Job.
Return, without any change, the stretch of the entries from their start through the line containing "X-axis label: Humidex", including both ends.

Excerpts from a layout annotation set.
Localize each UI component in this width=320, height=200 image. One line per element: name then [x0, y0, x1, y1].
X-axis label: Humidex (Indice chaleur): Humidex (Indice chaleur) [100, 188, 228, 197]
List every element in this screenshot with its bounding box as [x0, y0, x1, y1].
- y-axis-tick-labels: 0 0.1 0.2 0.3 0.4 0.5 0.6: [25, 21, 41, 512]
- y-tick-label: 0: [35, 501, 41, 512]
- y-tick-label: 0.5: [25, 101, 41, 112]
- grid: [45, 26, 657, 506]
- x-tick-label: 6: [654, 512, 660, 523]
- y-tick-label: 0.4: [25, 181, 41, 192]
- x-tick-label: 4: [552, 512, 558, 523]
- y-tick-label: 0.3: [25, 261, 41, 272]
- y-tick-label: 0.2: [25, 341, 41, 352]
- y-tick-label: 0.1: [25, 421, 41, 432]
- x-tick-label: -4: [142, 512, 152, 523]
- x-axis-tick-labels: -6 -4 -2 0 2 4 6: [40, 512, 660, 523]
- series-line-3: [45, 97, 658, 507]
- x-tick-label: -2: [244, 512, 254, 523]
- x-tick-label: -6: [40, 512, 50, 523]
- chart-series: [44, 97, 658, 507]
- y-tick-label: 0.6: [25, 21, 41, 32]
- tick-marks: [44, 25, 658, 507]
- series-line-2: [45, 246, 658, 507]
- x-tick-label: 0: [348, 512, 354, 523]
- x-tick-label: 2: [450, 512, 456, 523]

Response.
Localize each UI component in this width=320, height=200 image. One line per element: name then [x0, y0, x1, y1].
X-axis label: Humidex (Indice chaleur): Humidex (Indice chaleur) [100, 188, 228, 197]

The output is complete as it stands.